**SET EXERCISE**
Write out each line of the listing as it stands, without the images.

**RECORD EXTRACTS**
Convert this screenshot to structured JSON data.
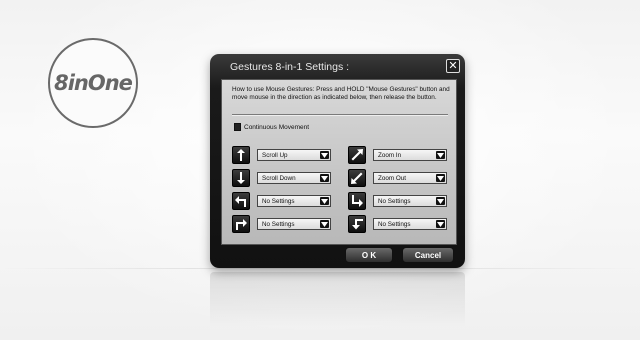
{
  "logo": {
    "text": "8inOne"
  },
  "window": {
    "title": "Gestures 8-in-1 Settings :",
    "close_glyph": "✕"
  },
  "instructions": "How to use Mouse Gestures: Press and HOLD \"Mouse Gestures\" button and move mouse in the direction as indicated below, then release the button.",
  "continuous_movement": {
    "label": "Continuous Movement",
    "checked": true
  },
  "gestures": [
    {
      "icon": "arrow-up-icon",
      "value": "Scroll Up"
    },
    {
      "icon": "arrow-down-icon",
      "value": "Scroll Down"
    },
    {
      "icon": "arrow-up-left-icon",
      "value": "No Settings"
    },
    {
      "icon": "arrow-down-right-icon",
      "value": "No Settings"
    },
    {
      "icon": "arrow-up-right-diag-icon",
      "value": "Zoom In"
    },
    {
      "icon": "arrow-down-left-diag-icon",
      "value": "Zoom Out"
    },
    {
      "icon": "arrow-down-right-turn-icon",
      "value": "No Settings"
    },
    {
      "icon": "arrow-left-down-turn-icon",
      "value": "No Settings"
    }
  ],
  "buttons": {
    "ok": "O K",
    "cancel": "Cancel"
  }
}
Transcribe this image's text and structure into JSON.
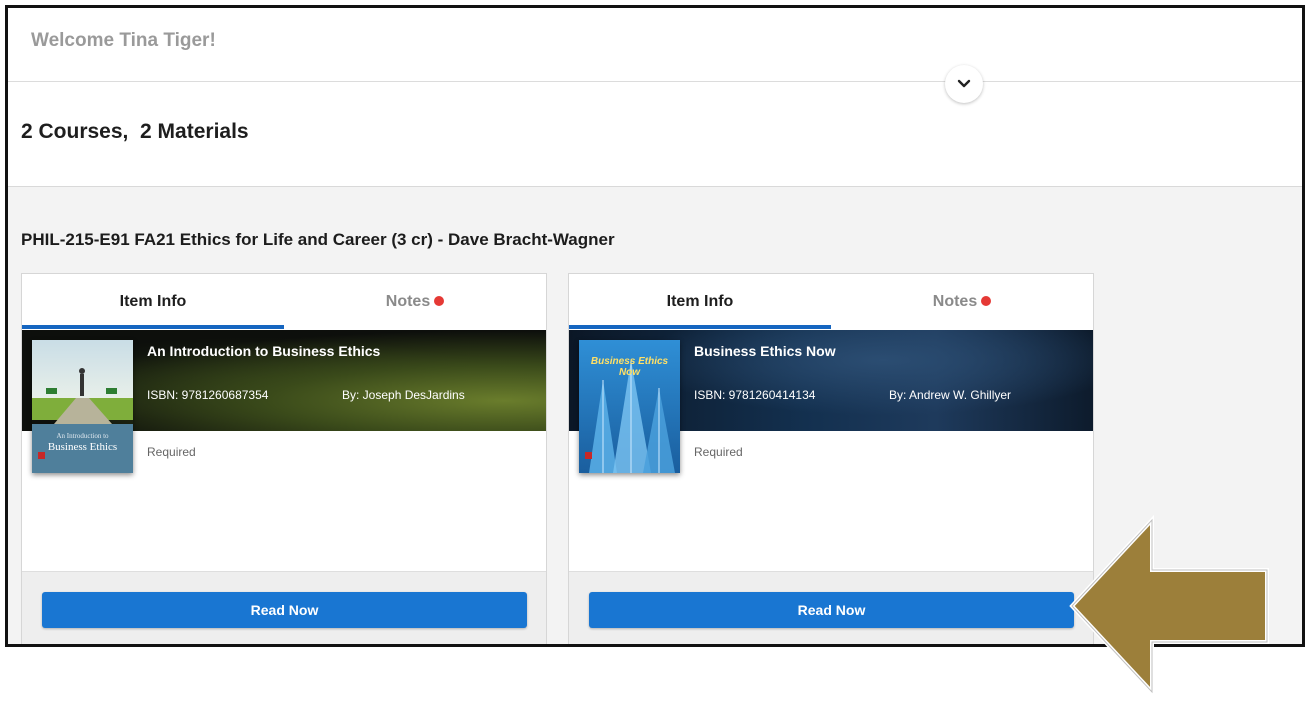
{
  "header": {
    "welcome": "Welcome Tina Tiger!"
  },
  "summary": {
    "text": "2 Courses,  2 Materials"
  },
  "course": {
    "title": "PHIL-215-E91 FA21 Ethics for Life and Career (3 cr) - Dave Bracht-Wagner"
  },
  "cards": [
    {
      "tabs": {
        "info": "Item Info",
        "notes": "Notes"
      },
      "title": "An Introduction to Business Ethics",
      "isbn": "ISBN: 9781260687354",
      "author": "By: Joseph DesJardins",
      "status": "Required",
      "button": "Read Now",
      "cover": {
        "line1": "An Introduction to",
        "line2": "Business Ethics"
      }
    },
    {
      "tabs": {
        "info": "Item Info",
        "notes": "Notes"
      },
      "title": "Business Ethics Now",
      "isbn": "ISBN: 9781260414134",
      "author": "By: Andrew W. Ghillyer",
      "status": "Required",
      "button": "Read Now",
      "cover": {
        "line1": "Business Ethics Now"
      }
    }
  ],
  "colors": {
    "primary_blue": "#1976d2",
    "tab_underline": "#1565c0",
    "notes_dot": "#e53935",
    "arrow": "#9c7f3a"
  },
  "icons": {
    "expand": "chevron-down-icon",
    "pointer": "arrow-left-icon"
  }
}
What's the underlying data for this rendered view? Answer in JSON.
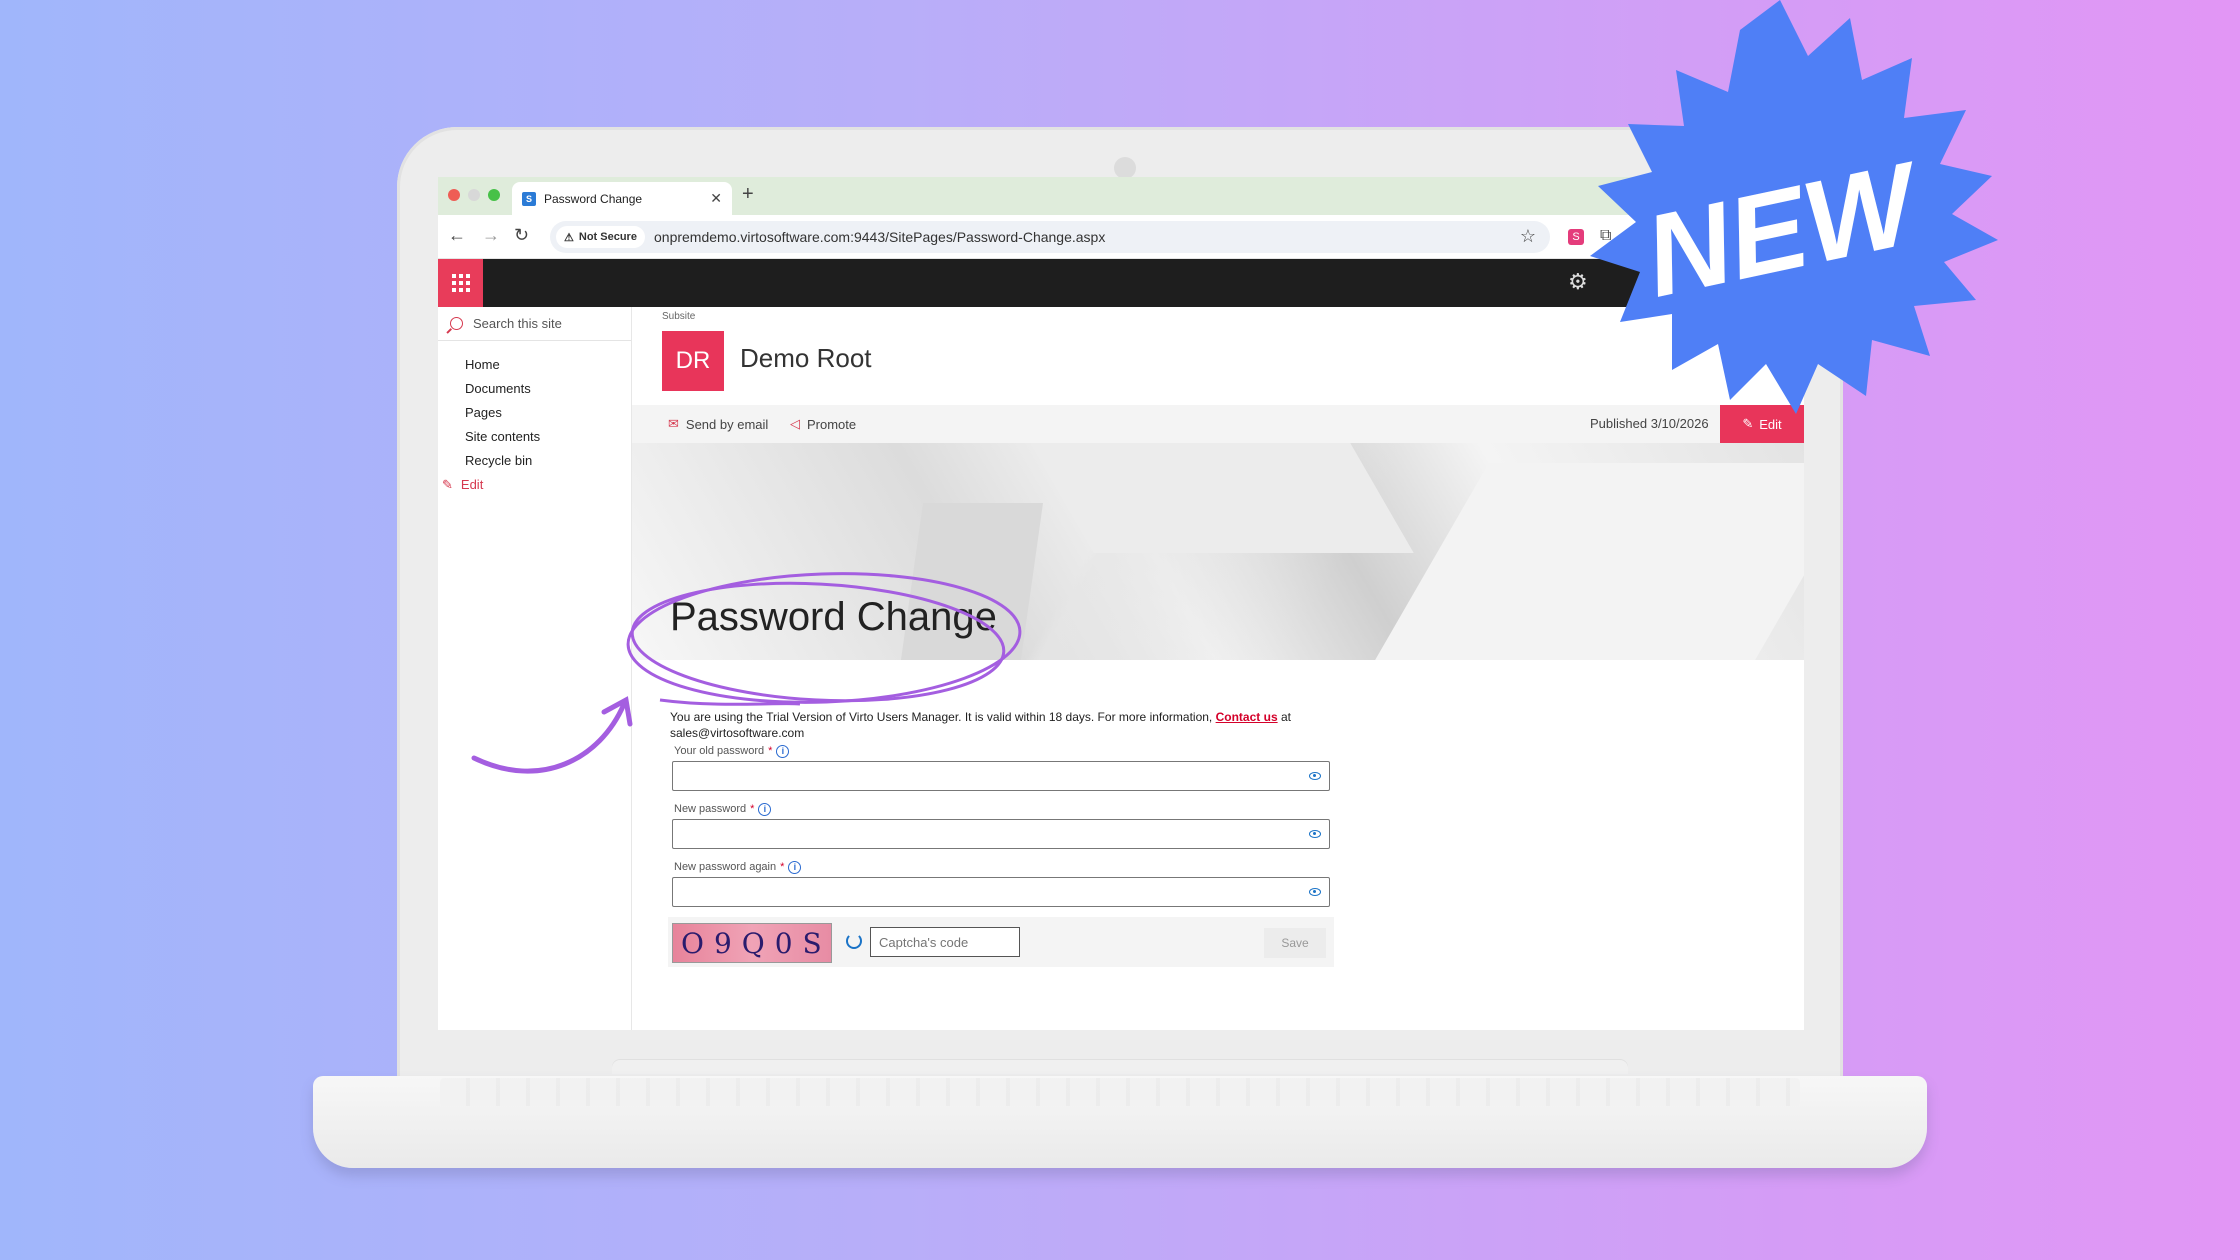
{
  "browser": {
    "tab_title": "Password Change",
    "new_tab": "+",
    "security": "Not Secure",
    "url": "onpremdemo.virtosoftware.com:9443/SitePages/Password-Change.aspx"
  },
  "site": {
    "subsite_label": "Subsite",
    "logo_initials": "DR",
    "title": "Demo Root"
  },
  "nav": {
    "search_placeholder": "Search this site",
    "items": [
      "Home",
      "Documents",
      "Pages",
      "Site contents",
      "Recycle bin"
    ],
    "edit_label": "Edit"
  },
  "commandbar": {
    "send_by_email": "Send by email",
    "promote": "Promote",
    "published": "Published 3/10/2026",
    "edit": "Edit"
  },
  "page": {
    "title": "Password Change",
    "trial_text_1": "You are using the Trial Version of Virto Users Manager. It is valid within 18 days. For more information,",
    "contact_link": "Contact us",
    "trial_text_2": "at sales@virtosoftware.com"
  },
  "form": {
    "old_password_label": "Your old password",
    "new_password_label": "New password",
    "new_password_again_label": "New password again",
    "required_marker": "*",
    "captcha_text": "O9Q0S",
    "captcha_placeholder": "Captcha's code",
    "save_label": "Save"
  },
  "badge": {
    "text": "NEW",
    "color": "#4f7ff6"
  },
  "colors": {
    "accent": "#e8355a",
    "annotation": "#a45ee0"
  }
}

**SOLUTION FOR THIS EXERCISE**
Convert this screenshot to structured JSON data.
{
  "logo": {
    "text": "8inOne"
  },
  "window": {
    "title": "Gestures 8-in-1 Settings :",
    "close_glyph": "✕"
  },
  "instructions": "How to use Mouse Gestures: Press and HOLD \"Mouse Gestures\" button and move mouse in the direction as indicated below, then release the button.",
  "continuous_movement": {
    "label": "Continuous Movement",
    "checked": true
  },
  "gestures": [
    {
      "icon": "arrow-up-icon",
      "value": "Scroll Up"
    },
    {
      "icon": "arrow-down-icon",
      "value": "Scroll Down"
    },
    {
      "icon": "arrow-up-left-icon",
      "value": "No Settings"
    },
    {
      "icon": "arrow-down-right-icon",
      "value": "No Settings"
    },
    {
      "icon": "arrow-up-right-diag-icon",
      "value": "Zoom In"
    },
    {
      "icon": "arrow-down-left-diag-icon",
      "value": "Zoom Out"
    },
    {
      "icon": "arrow-down-right-turn-icon",
      "value": "No Settings"
    },
    {
      "icon": "arrow-left-down-turn-icon",
      "value": "No Settings"
    }
  ],
  "buttons": {
    "ok": "O K",
    "cancel": "Cancel"
  }
}
Transcribe this image's text and structure into JSON.
{
  "header": {
    "welcome": "Welcome Tina Tiger!"
  },
  "summary": {
    "text": "2 Courses,  2 Materials"
  },
  "course": {
    "title": "PHIL-215-E91 FA21 Ethics for Life and Career (3 cr) - Dave Bracht-Wagner"
  },
  "cards": [
    {
      "tabs": {
        "info": "Item Info",
        "notes": "Notes"
      },
      "title": "An Introduction to Business Ethics",
      "isbn": "ISBN: 9781260687354",
      "author": "By: Joseph DesJardins",
      "status": "Required",
      "button": "Read Now",
      "cover": {
        "line1": "An Introduction to",
        "line2": "Business Ethics"
      }
    },
    {
      "tabs": {
        "info": "Item Info",
        "notes": "Notes"
      },
      "title": "Business Ethics Now",
      "isbn": "ISBN: 9781260414134",
      "author": "By: Andrew W. Ghillyer",
      "status": "Required",
      "button": "Read Now",
      "cover": {
        "line1": "Business Ethics Now"
      }
    }
  ],
  "colors": {
    "primary_blue": "#1976d2",
    "tab_underline": "#1565c0",
    "notes_dot": "#e53935",
    "arrow": "#9c7f3a"
  },
  "icons": {
    "expand": "chevron-down-icon",
    "pointer": "arrow-left-icon"
  }
}
What's the underlying data for this rendered view? Answer in JSON.
{
  "browser": {
    "tab_title": "Password Change",
    "new_tab": "+",
    "security": "Not Secure",
    "url": "onpremdemo.virtosoftware.com:9443/SitePages/Password-Change.aspx"
  },
  "site": {
    "subsite_label": "Subsite",
    "logo_initials": "DR",
    "title": "Demo Root"
  },
  "nav": {
    "search_placeholder": "Search this site",
    "items": [
      "Home",
      "Documents",
      "Pages",
      "Site contents",
      "Recycle bin"
    ],
    "edit_label": "Edit"
  },
  "commandbar": {
    "send_by_email": "Send by email",
    "promote": "Promote",
    "published": "Published 3/10/2026",
    "edit": "Edit"
  },
  "page": {
    "title": "Password Change",
    "trial_text_1": "You are using the Trial Version of Virto Users Manager. It is valid within 18 days. For more information,",
    "contact_link": "Contact us",
    "trial_text_2": "at sales@virtosoftware.com"
  },
  "form": {
    "old_password_label": "Your old password",
    "new_password_label": "New password",
    "new_password_again_label": "New password again",
    "required_marker": "*",
    "captcha_text": "O9Q0S",
    "captcha_placeholder": "Captcha's code",
    "save_label": "Save"
  },
  "badge": {
    "text": "NEW",
    "color": "#4f7ff6"
  },
  "colors": {
    "accent": "#e8355a",
    "annotation": "#a45ee0"
  }
}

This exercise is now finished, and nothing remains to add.